Your task is to filter the data below down to the lines holding "collect".

→ RECORDS SHOWN:
------------------------------------------------------------

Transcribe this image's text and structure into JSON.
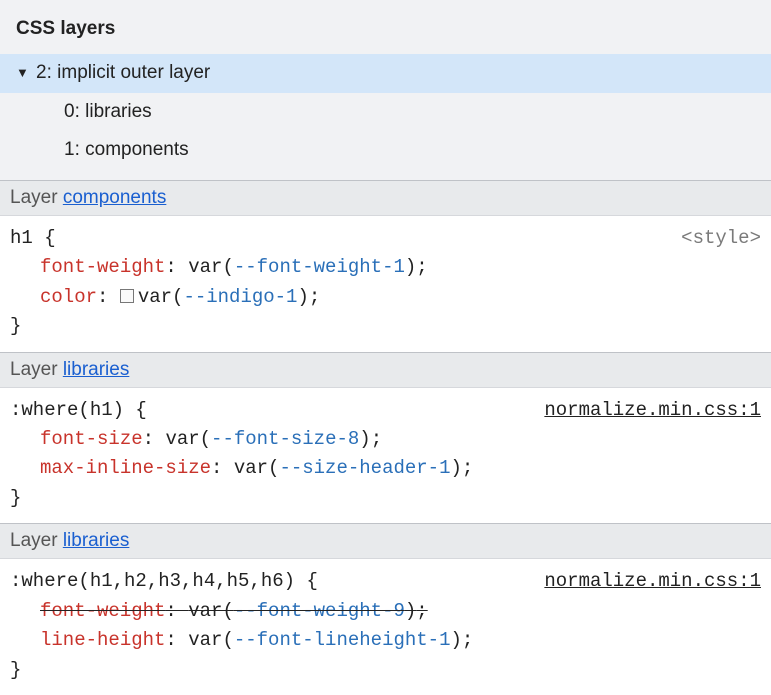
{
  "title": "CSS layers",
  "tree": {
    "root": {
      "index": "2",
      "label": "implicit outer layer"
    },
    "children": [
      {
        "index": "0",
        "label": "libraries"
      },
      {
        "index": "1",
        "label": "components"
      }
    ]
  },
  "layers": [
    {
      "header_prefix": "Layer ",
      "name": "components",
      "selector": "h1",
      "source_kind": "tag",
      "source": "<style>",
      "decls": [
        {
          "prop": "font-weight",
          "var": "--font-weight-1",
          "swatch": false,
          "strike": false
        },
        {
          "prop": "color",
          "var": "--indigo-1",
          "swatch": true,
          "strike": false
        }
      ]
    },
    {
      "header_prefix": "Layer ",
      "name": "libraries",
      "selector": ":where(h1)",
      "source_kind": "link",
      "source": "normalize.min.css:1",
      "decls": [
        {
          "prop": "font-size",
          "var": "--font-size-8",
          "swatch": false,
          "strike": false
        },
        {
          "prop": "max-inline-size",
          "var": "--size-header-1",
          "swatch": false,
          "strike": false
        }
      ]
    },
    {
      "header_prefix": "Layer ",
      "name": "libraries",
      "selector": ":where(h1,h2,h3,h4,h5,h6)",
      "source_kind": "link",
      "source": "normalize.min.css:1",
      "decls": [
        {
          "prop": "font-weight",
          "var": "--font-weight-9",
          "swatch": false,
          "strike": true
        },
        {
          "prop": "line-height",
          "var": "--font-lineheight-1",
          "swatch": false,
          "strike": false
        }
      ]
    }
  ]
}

------------------------------------------------------------

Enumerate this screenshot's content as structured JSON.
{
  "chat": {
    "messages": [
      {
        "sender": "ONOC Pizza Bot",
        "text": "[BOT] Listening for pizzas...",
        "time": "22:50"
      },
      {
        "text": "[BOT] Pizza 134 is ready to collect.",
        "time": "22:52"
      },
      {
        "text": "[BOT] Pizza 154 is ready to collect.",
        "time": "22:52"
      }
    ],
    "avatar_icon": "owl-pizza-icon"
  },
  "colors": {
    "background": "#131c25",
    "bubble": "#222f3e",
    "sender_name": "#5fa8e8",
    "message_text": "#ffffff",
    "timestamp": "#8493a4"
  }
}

------------------------------------------------------------

→ ANSWER TO THIS TASK:
        "text": "[BOT] Pizza 134 is ready to collect.",
        "text": "[BOT] Pizza 154 is ready to collect.",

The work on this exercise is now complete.